WHAT TO DO:
Write the data out again, exactly as given.

Stored entries:
____________
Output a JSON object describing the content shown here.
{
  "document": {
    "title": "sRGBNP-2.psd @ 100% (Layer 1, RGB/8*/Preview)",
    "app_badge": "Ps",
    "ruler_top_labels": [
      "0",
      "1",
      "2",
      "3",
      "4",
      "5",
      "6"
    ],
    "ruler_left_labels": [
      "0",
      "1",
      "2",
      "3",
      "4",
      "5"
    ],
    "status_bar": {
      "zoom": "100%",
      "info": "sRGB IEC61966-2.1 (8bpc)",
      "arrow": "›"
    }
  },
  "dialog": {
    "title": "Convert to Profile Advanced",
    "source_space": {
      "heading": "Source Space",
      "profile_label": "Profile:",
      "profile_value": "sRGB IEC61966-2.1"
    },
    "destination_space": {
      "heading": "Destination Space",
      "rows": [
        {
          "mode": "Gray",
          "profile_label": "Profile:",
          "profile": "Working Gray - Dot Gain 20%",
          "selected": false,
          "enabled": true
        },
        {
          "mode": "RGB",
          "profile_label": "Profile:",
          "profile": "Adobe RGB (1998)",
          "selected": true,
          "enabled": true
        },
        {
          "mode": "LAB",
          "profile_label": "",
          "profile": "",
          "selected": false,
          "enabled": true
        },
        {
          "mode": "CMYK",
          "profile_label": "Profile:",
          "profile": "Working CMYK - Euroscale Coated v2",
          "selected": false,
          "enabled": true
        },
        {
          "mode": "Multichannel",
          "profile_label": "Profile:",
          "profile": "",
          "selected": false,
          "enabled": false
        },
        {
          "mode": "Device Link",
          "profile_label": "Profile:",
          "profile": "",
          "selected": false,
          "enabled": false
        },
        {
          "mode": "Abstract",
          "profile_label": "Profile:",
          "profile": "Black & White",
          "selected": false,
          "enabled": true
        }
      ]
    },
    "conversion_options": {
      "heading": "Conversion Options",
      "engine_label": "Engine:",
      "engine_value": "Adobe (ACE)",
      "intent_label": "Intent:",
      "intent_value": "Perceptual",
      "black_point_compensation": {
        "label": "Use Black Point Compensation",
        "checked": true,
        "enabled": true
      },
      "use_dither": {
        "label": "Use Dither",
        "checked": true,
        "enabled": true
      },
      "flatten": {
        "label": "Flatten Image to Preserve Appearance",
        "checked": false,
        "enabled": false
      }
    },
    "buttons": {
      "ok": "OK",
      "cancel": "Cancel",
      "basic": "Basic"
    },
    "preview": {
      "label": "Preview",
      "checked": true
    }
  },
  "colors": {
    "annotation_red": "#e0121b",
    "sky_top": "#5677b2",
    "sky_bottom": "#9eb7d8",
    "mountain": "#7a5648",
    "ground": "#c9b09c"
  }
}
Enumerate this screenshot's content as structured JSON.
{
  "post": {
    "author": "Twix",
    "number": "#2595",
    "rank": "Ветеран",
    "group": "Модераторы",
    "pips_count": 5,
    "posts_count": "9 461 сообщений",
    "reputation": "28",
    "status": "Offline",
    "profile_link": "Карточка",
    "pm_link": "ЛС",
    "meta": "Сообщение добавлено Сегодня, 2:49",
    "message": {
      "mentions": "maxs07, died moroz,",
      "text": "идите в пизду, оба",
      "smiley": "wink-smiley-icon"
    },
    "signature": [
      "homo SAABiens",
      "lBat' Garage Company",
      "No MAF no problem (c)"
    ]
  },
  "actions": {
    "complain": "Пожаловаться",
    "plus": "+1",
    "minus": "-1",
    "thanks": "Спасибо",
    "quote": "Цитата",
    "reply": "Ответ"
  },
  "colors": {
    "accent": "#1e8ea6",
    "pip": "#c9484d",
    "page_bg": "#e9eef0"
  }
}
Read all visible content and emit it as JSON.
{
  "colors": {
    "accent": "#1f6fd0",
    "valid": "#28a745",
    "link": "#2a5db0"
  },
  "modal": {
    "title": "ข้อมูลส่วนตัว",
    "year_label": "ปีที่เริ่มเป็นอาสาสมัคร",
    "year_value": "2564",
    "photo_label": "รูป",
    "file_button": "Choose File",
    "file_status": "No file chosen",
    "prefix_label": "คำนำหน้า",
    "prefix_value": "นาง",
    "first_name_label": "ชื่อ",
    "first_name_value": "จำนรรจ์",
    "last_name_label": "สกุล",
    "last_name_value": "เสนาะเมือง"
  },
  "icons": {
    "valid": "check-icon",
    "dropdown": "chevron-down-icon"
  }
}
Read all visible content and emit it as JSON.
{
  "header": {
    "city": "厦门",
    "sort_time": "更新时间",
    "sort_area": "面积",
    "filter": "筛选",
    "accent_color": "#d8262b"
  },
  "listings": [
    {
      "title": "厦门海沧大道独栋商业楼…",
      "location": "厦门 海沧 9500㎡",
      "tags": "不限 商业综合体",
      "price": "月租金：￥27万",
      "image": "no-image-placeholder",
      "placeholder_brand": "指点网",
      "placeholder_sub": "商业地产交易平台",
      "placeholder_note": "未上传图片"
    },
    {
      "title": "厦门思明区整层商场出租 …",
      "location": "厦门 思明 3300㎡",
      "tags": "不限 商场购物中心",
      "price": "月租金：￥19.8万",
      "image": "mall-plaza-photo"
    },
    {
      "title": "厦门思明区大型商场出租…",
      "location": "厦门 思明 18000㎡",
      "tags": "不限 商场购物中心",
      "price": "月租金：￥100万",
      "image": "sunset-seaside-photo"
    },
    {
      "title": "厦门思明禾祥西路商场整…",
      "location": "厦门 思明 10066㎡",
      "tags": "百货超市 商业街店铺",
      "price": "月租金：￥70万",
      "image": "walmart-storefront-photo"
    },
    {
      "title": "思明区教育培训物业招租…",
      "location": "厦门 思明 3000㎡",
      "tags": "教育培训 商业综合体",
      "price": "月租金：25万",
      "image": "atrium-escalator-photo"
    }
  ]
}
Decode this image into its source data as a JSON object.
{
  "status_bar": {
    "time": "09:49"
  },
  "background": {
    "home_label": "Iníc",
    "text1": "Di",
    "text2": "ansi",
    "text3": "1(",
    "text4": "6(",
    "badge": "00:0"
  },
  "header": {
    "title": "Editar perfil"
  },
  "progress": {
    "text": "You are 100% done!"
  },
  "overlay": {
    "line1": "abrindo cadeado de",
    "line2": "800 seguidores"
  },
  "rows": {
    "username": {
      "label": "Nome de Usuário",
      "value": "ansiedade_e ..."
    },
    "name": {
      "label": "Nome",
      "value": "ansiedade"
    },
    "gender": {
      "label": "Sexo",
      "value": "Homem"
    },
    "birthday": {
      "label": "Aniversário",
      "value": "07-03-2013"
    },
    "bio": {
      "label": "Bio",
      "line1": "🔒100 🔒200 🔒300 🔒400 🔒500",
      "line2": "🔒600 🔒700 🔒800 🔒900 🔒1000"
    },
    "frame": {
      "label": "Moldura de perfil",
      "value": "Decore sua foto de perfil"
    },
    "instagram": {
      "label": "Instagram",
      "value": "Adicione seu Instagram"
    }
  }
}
____________
TASK SOLUTION:
Output a JSON object describing the content shown here.
{
  "document": {
    "title": "sRGBNP-2.psd @ 100% (Layer 1, RGB/8*/Preview)",
    "app_badge": "Ps",
    "ruler_top_labels": [
      "0",
      "1",
      "2",
      "3",
      "4",
      "5",
      "6"
    ],
    "ruler_left_labels": [
      "0",
      "1",
      "2",
      "3",
      "4",
      "5"
    ],
    "status_bar": {
      "zoom": "100%",
      "info": "sRGB IEC61966-2.1 (8bpc)",
      "arrow": "›"
    }
  },
  "dialog": {
    "title": "Convert to Profile Advanced",
    "source_space": {
      "heading": "Source Space",
      "profile_label": "Profile:",
      "profile_value": "sRGB IEC61966-2.1"
    },
    "destination_space": {
      "heading": "Destination Space",
      "rows": [
        {
          "mode": "Gray",
          "profile_label": "Profile:",
          "profile": "Working Gray - Dot Gain 20%",
          "selected": false,
          "enabled": true
        },
        {
          "mode": "RGB",
          "profile_label": "Profile:",
          "profile": "Adobe RGB (1998)",
          "selected": true,
          "enabled": true
        },
        {
          "mode": "LAB",
          "profile_label": "",
          "profile": "",
          "selected": false,
          "enabled": true
        },
        {
          "mode": "CMYK",
          "profile_label": "Profile:",
          "profile": "Working CMYK - Euroscale Coated v2",
          "selected": false,
          "enabled": true
        },
        {
          "mode": "Multichannel",
          "profile_label": "Profile:",
          "profile": "",
          "selected": false,
          "enabled": false
        },
        {
          "mode": "Device Link",
          "profile_label": "Profile:",
          "profile": "",
          "selected": false,
          "enabled": false
        },
        {
          "mode": "Abstract",
          "profile_label": "Profile:",
          "profile": "Black & White",
          "selected": false,
          "enabled": true
        }
      ]
    },
    "conversion_options": {
      "heading": "Conversion Options",
      "engine_label": "Engine:",
      "engine_value": "Adobe (ACE)",
      "intent_label": "Intent:",
      "intent_value": "Perceptual",
      "black_point_compensation": {
        "label": "Use Black Point Compensation",
        "checked": true,
        "enabled": true
      },
      "use_dither": {
        "label": "Use Dither",
        "checked": true,
        "enabled": true
      },
      "flatten": {
        "label": "Flatten Image to Preserve Appearance",
        "checked": false,
        "enabled": false
      }
    },
    "buttons": {
      "ok": "OK",
      "cancel": "Cancel",
      "basic": "Basic"
    },
    "preview": {
      "label": "Preview",
      "checked": true
    }
  },
  "colors": {
    "annotation_red": "#e0121b",
    "sky_top": "#5677b2",
    "sky_bottom": "#9eb7d8",
    "mountain": "#7a5648",
    "ground": "#c9b09c"
  }
}
Enumerate this screenshot's content as structured JSON.
{
  "post": {
    "author": "Twix",
    "number": "#2595",
    "rank": "Ветеран",
    "group": "Модераторы",
    "pips_count": 5,
    "posts_count": "9 461 сообщений",
    "reputation": "28",
    "status": "Offline",
    "profile_link": "Карточка",
    "pm_link": "ЛС",
    "meta": "Сообщение добавлено Сегодня, 2:49",
    "message": {
      "mentions": "maxs07, died moroz,",
      "text": "идите в пизду, оба",
      "smiley": "wink-smiley-icon"
    },
    "signature": [
      "homo SAABiens",
      "lBat' Garage Company",
      "No MAF no problem (c)"
    ]
  },
  "actions": {
    "complain": "Пожаловаться",
    "plus": "+1",
    "minus": "-1",
    "thanks": "Спасибо",
    "quote": "Цитата",
    "reply": "Ответ"
  },
  "colors": {
    "accent": "#1e8ea6",
    "pip": "#c9484d",
    "page_bg": "#e9eef0"
  }
}
Read all visible content and emit it as JSON.
{
  "colors": {
    "accent": "#1f6fd0",
    "valid": "#28a745",
    "link": "#2a5db0"
  },
  "modal": {
    "title": "ข้อมูลส่วนตัว",
    "year_label": "ปีที่เริ่มเป็นอาสาสมัคร",
    "year_value": "2564",
    "photo_label": "รูป",
    "file_button": "Choose File",
    "file_status": "No file chosen",
    "prefix_label": "คำนำหน้า",
    "prefix_value": "นาง",
    "first_name_label": "ชื่อ",
    "first_name_value": "จำนรรจ์",
    "last_name_label": "สกุล",
    "last_name_value": "เสนาะเมือง"
  },
  "icons": {
    "valid": "check-icon",
    "dropdown": "chevron-down-icon"
  }
}
Read all visible content and emit it as JSON.
{
  "header": {
    "city": "厦门",
    "sort_time": "更新时间",
    "sort_area": "面积",
    "filter": "筛选",
    "accent_color": "#d8262b"
  },
  "listings": [
    {
      "title": "厦门海沧大道独栋商业楼…",
      "location": "厦门 海沧 9500㎡",
      "tags": "不限 商业综合体",
      "price": "月租金：￥27万",
      "image": "no-image-placeholder",
      "placeholder_brand": "指点网",
      "placeholder_sub": "商业地产交易平台",
      "placeholder_note": "未上传图片"
    },
    {
      "title": "厦门思明区整层商场出租 …",
      "location": "厦门 思明 3300㎡",
      "tags": "不限 商场购物中心",
      "price": "月租金：￥19.8万",
      "image": "mall-plaza-photo"
    },
    {
      "title": "厦门思明区大型商场出租…",
      "location": "厦门 思明 18000㎡",
      "tags": "不限 商场购物中心",
      "price": "月租金：￥100万",
      "image": "sunset-seaside-photo"
    },
    {
      "title": "厦门思明禾祥西路商场整…",
      "location": "厦门 思明 10066㎡",
      "tags": "百货超市 商业街店铺",
      "price": "月租金：￥70万",
      "image": "walmart-storefront-photo"
    },
    {
      "title": "思明区教育培训物业招租…",
      "location": "厦门 思明 3000㎡",
      "tags": "教育培训 商业综合体",
      "price": "月租金：25万",
      "image": "atrium-escalator-photo"
    }
  ]
}
Decode this image into its source data as a JSON object.
{
  "status_bar": {
    "time": "09:49"
  },
  "background": {
    "home_label": "Iníc",
    "text1": "Di",
    "text2": "ansi",
    "text3": "1(",
    "text4": "6(",
    "badge": "00:0"
  },
  "header": {
    "title": "Editar perfil"
  },
  "progress": {
    "text": "You are 100% done!"
  },
  "overlay": {
    "line1": "abrindo cadeado de",
    "line2": "800 seguidores"
  },
  "rows": {
    "username": {
      "label": "Nome de Usuário",
      "value": "ansiedade_e ..."
    },
    "name": {
      "label": "Nome",
      "value": "ansiedade"
    },
    "gender": {
      "label": "Sexo",
      "value": "Homem"
    },
    "birthday": {
      "label": "Aniversário",
      "value": "07-03-2013"
    },
    "bio": {
      "label": "Bio",
      "line1": "🔒100 🔒200 🔒300 🔒400 🔒500",
      "line2": "🔒600 🔒700 🔒800 🔒900 🔒1000"
    },
    "frame": {
      "label": "Moldura de perfil",
      "value": "Decore sua foto de perfil"
    },
    "instagram": {
      "label": "Instagram",
      "value": "Adicione seu Instagram"
    }
  }
}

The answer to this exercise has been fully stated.